Requirements:
Copy each line below in which the word "JTWC" occurs.

Given data:
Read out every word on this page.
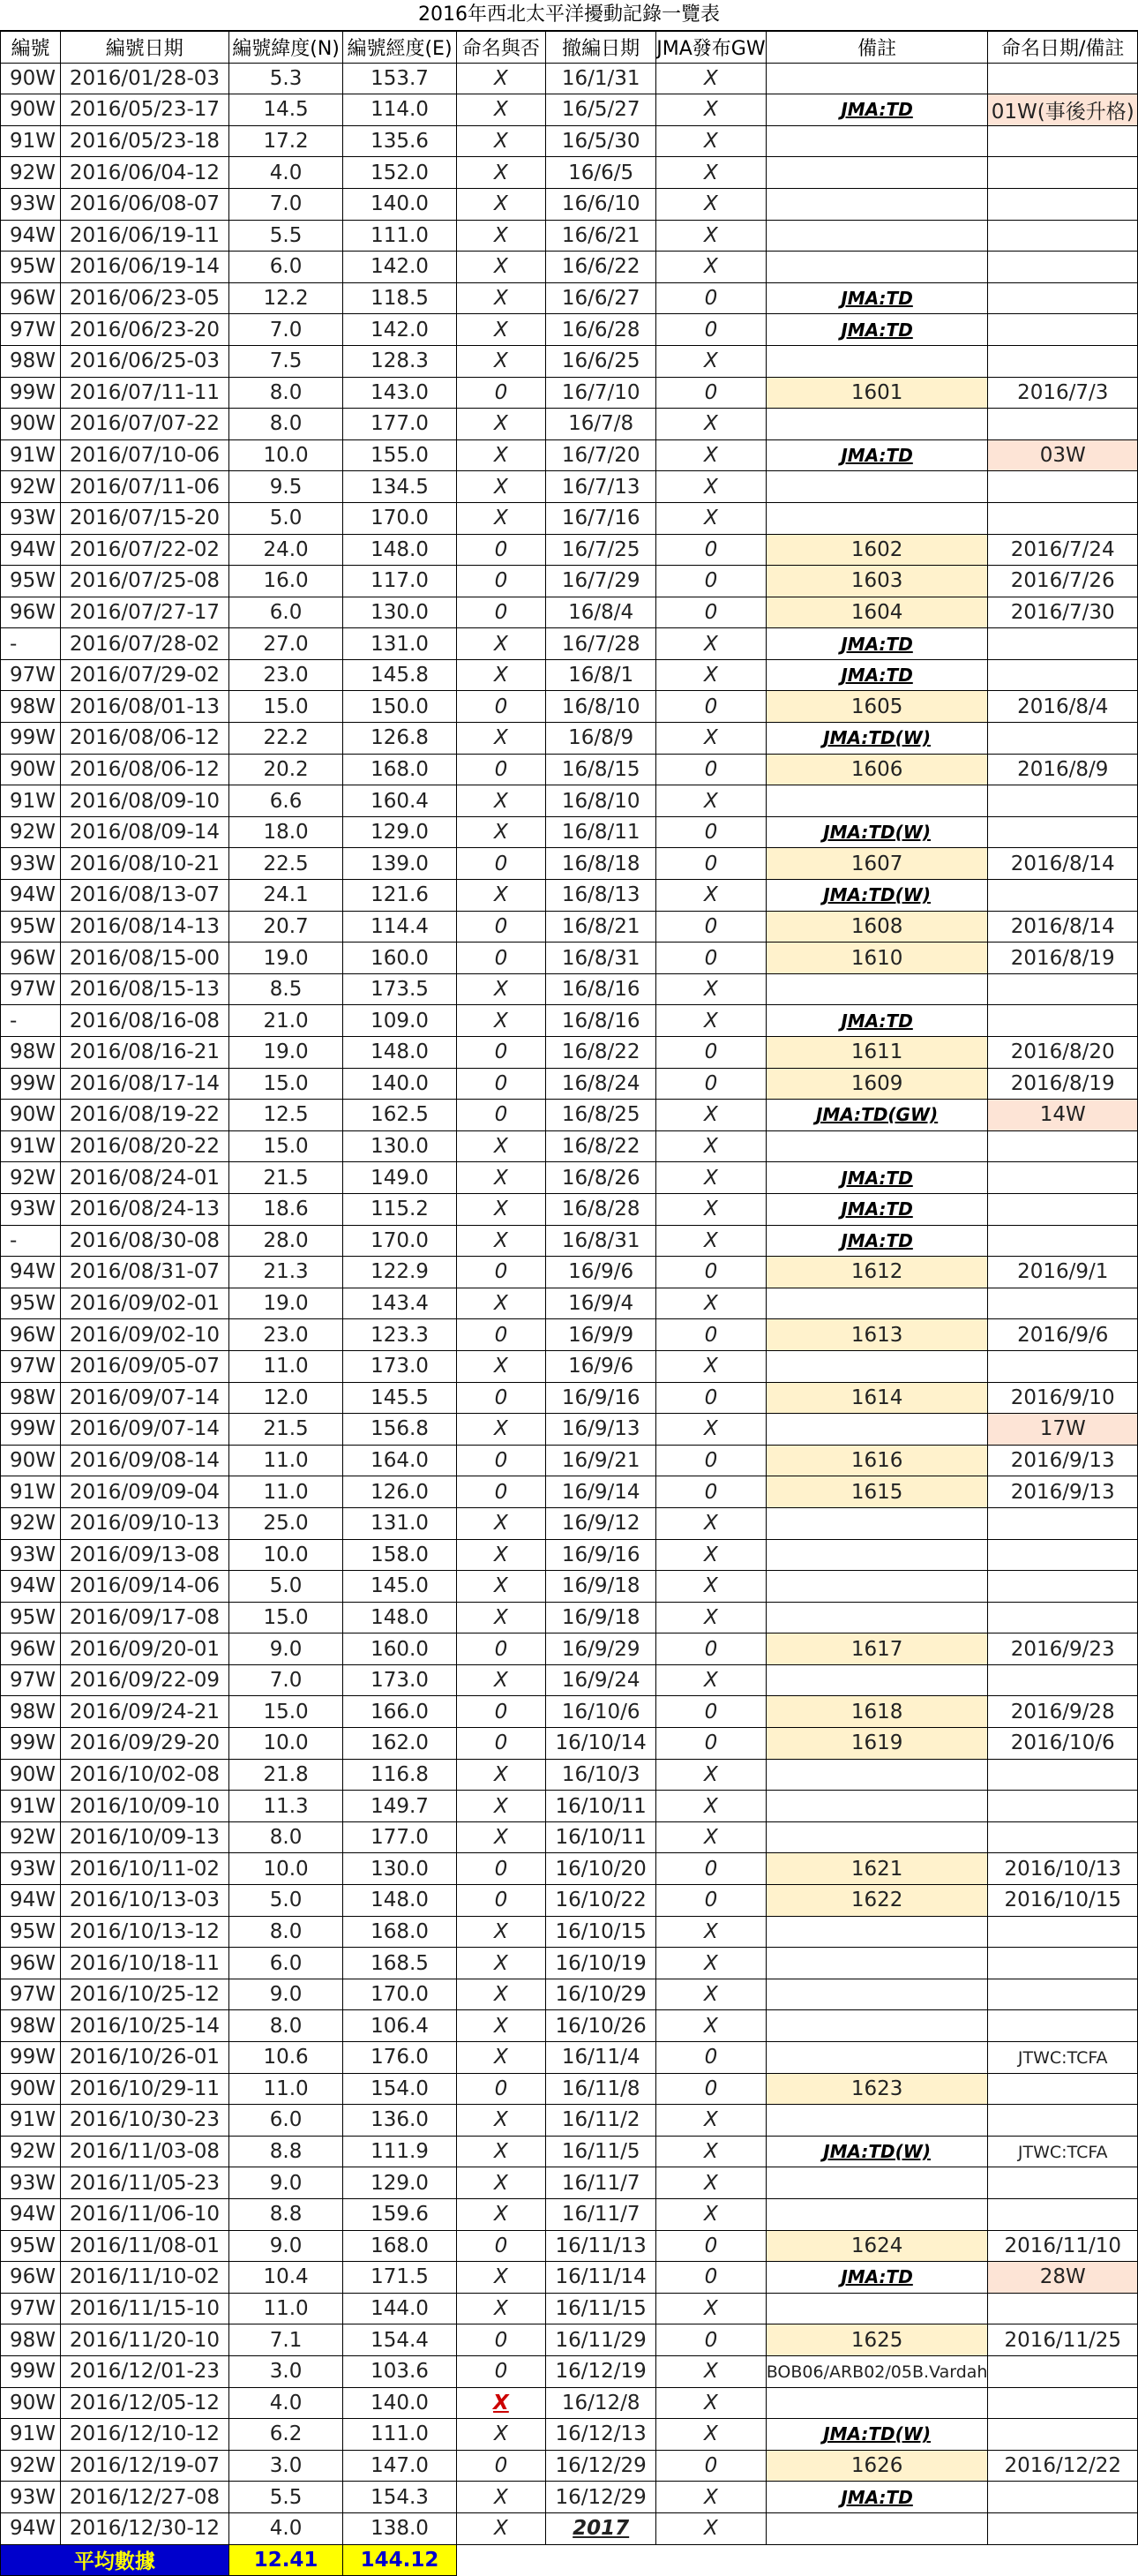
2016年西北太平洋擾動記錄一覽表
編號	編號日期	編號緯度(N)	編號經度(E)	命名與否	撤編日期	JMA發布GW	備註	命名日期/備註
90W	2016/01/28-03	5.3	153.7	X	16/1/31	X		
90W	2016/05/23-17	14.5	114.0	X	16/5/27	X	JMA:TD	01W(事後升格)
91W	2016/05/23-18	17.2	135.6	X	16/5/30	X		
92W	2016/06/04-12	4.0	152.0	X	16/6/5	X		
93W	2016/06/08-07	7.0	140.0	X	16/6/10	X		
94W	2016/06/19-11	5.5	111.0	X	16/6/21	X		
95W	2016/06/19-14	6.0	142.0	X	16/6/22	X		
96W	2016/06/23-05	12.2	118.5	X	16/6/27	0	JMA:TD	
97W	2016/06/23-20	7.0	142.0	X	16/6/28	0	JMA:TD	
98W	2016/06/25-03	7.5	128.3	X	16/6/25	X		
99W	2016/07/11-11	8.0	143.0	0	16/7/10	0	1601	2016/7/3
90W	2016/07/07-22	8.0	177.0	X	16/7/8	X		
91W	2016/07/10-06	10.0	155.0	X	16/7/20	X	JMA:TD	03W
92W	2016/07/11-06	9.5	134.5	X	16/7/13	X		
93W	2016/07/15-20	5.0	170.0	X	16/7/16	X		
94W	2016/07/22-02	24.0	148.0	0	16/7/25	0	1602	2016/7/24
95W	2016/07/25-08	16.0	117.0	0	16/7/29	0	1603	2016/7/26
96W	2016/07/27-17	6.0	130.0	0	16/8/4	0	1604	2016/7/30
-	2016/07/28-02	27.0	131.0	X	16/7/28	X	JMA:TD	
97W	2016/07/29-02	23.0	145.8	X	16/8/1	X	JMA:TD	
98W	2016/08/01-13	15.0	150.0	0	16/8/10	0	1605	2016/8/4
99W	2016/08/06-12	22.2	126.8	X	16/8/9	X	JMA:TD(W)	
90W	2016/08/06-12	20.2	168.0	0	16/8/15	0	1606	2016/8/9
91W	2016/08/09-10	6.6	160.4	X	16/8/10	X		
92W	2016/08/09-14	18.0	129.0	X	16/8/11	0	JMA:TD(W)	
93W	2016/08/10-21	22.5	139.0	0	16/8/18	0	1607	2016/8/14
94W	2016/08/13-07	24.1	121.6	X	16/8/13	X	JMA:TD(W)	
95W	2016/08/14-13	20.7	114.4	0	16/8/21	0	1608	2016/8/14
96W	2016/08/15-00	19.0	160.0	0	16/8/31	0	1610	2016/8/19
97W	2016/08/15-13	8.5	173.5	X	16/8/16	X		
-	2016/08/16-08	21.0	109.0	X	16/8/16	X	JMA:TD	
98W	2016/08/16-21	19.0	148.0	0	16/8/22	0	1611	2016/8/20
99W	2016/08/17-14	15.0	140.0	0	16/8/24	0	1609	2016/8/19
90W	2016/08/19-22	12.5	162.5	0	16/8/25	X	JMA:TD(GW)	14W
91W	2016/08/20-22	15.0	130.0	X	16/8/22	X		
92W	2016/08/24-01	21.5	149.0	X	16/8/26	X	JMA:TD	
93W	2016/08/24-13	18.6	115.2	X	16/8/28	X	JMA:TD	
-	2016/08/30-08	28.0	170.0	X	16/8/31	X	JMA:TD	
94W	2016/08/31-07	21.3	122.9	0	16/9/6	0	1612	2016/9/1
95W	2016/09/02-01	19.0	143.4	X	16/9/4	X		
96W	2016/09/02-10	23.0	123.3	0	16/9/9	0	1613	2016/9/6
97W	2016/09/05-07	11.0	173.0	X	16/9/6	X		
98W	2016/09/07-14	12.0	145.5	0	16/9/16	0	1614	2016/9/10
99W	2016/09/07-14	21.5	156.8	X	16/9/13	X		17W
90W	2016/09/08-14	11.0	164.0	0	16/9/21	0	1616	2016/9/13
91W	2016/09/09-04	11.0	126.0	0	16/9/14	0	1615	2016/9/13
92W	2016/09/10-13	25.0	131.0	X	16/9/12	X		
93W	2016/09/13-08	10.0	158.0	X	16/9/16	X		
94W	2016/09/14-06	5.0	145.0	X	16/9/18	X		
95W	2016/09/17-08	15.0	148.0	X	16/9/18	X		
96W	2016/09/20-01	9.0	160.0	0	16/9/29	0	1617	2016/9/23
97W	2016/09/22-09	7.0	173.0	X	16/9/24	X		
98W	2016/09/24-21	15.0	166.0	0	16/10/6	0	1618	2016/9/28
99W	2016/09/29-20	10.0	162.0	0	16/10/14	0	1619	2016/10/6
90W	2016/10/02-08	21.8	116.8	X	16/10/3	X		
91W	2016/10/09-10	11.3	149.7	X	16/10/11	X		
92W	2016/10/09-13	8.0	177.0	X	16/10/11	X		
93W	2016/10/11-02	10.0	130.0	0	16/10/20	0	1621	2016/10/13
94W	2016/10/13-03	5.0	148.0	0	16/10/22	0	1622	2016/10/15
95W	2016/10/13-12	8.0	168.0	X	16/10/15	X		
96W	2016/10/18-11	6.0	168.5	X	16/10/19	X		
97W	2016/10/25-12	9.0	170.0	X	16/10/29	X		
98W	2016/10/25-14	8.0	106.4	X	16/10/26	X		
99W	2016/10/26-01	10.6	176.0	X	16/11/4	0		JTWC:TCFA
90W	2016/10/29-11	11.0	154.0	0	16/11/8	0	1623	
91W	2016/10/30-23	6.0	136.0	X	16/11/2	X		
92W	2016/11/03-08	8.8	111.9	X	16/11/5	X	JMA:TD(W)	JTWC:TCFA
93W	2016/11/05-23	9.0	129.0	X	16/11/7	X		
94W	2016/11/06-10	8.8	159.6	X	16/11/7	X		
95W	2016/11/08-01	9.0	168.0	0	16/11/13	0	1624	2016/11/10
96W	2016/11/10-02	10.4	171.5	X	16/11/14	0	JMA:TD	28W
97W	2016/11/15-10	11.0	144.0	X	16/11/15	X		
98W	2016/11/20-10	7.1	154.4	0	16/11/29	0	1625	2016/11/25
99W	2016/12/01-23	3.0	103.6	0	16/12/19	X	BOB06/ARB02/05B.Vardah	
90W	2016/12/05-12	4.0	140.0	X	16/12/8	X		
91W	2016/12/10-12	6.2	111.0	X	16/12/13	X	JMA:TD(W)	
92W	2016/12/19-07	3.0	147.0	0	16/12/29	0	1626	2016/12/22
93W	2016/12/27-08	5.5	154.3	X	16/12/29	X	JMA:TD	
94W	2016/12/30-12	4.0	138.0	X	2017	X		
平均數據		12.41	144.12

Solution to this exercise:
99W	2016/10/26-01	10.6	176.0	X	16/11/4	0		JTWC:TCFA
92W	2016/11/03-08	8.8	111.9	X	16/11/5	X	JMA:TD(W)	JTWC:TCFA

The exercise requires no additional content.